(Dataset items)
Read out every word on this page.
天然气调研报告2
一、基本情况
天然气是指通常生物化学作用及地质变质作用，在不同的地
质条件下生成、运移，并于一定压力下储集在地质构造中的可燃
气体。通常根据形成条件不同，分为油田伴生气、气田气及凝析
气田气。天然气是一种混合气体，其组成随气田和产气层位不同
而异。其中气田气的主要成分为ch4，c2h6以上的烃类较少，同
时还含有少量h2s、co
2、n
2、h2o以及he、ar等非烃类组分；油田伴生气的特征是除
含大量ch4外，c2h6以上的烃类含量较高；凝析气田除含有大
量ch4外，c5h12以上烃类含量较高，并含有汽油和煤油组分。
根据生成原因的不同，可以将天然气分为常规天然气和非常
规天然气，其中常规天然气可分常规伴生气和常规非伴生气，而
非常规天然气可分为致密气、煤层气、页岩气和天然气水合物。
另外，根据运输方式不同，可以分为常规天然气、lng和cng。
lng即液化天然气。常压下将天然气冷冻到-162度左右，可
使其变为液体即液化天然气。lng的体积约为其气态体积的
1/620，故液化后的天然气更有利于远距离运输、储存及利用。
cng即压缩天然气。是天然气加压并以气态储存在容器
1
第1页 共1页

## What you should do
Output all preceding records character for character.

## Full solution
Read out every word on this page.
天然气调研报告2
一、基本情况
天然气是指通常生物化学作用及地质变质作用，在不同的地
质条件下生成、运移，并于一定压力下储集在地质构造中的可燃
气体。通常根据形成条件不同，分为油田伴生气、气田气及凝析
气田气。天然气是一种混合气体，其组成随气田和产气层位不同
而异。其中气田气的主要成分为ch4，c2h6以上的烃类较少，同
时还含有少量h2s、co
2、n
2、h2o以及he、ar等非烃类组分；油田伴生气的特征是除
含大量ch4外，c2h6以上的烃类含量较高；凝析气田除含有大
量ch4外，c5h12以上烃类含量较高，并含有汽油和煤油组分。
根据生成原因的不同，可以将天然气分为常规天然气和非常
规天然气，其中常规天然气可分常规伴生气和常规非伴生气，而
非常规天然气可分为致密气、煤层气、页岩气和天然气水合物。
另外，根据运输方式不同，可以分为常规天然气、lng和cng。
lng即液化天然气。常压下将天然气冷冻到-162度左右，可
使其变为液体即液化天然气。lng的体积约为其气态体积的
1/620，故液化后的天然气更有利于远距离运输、储存及利用。
cng即压缩天然气。是天然气加压并以气态储存在容器
1
第1页 共1页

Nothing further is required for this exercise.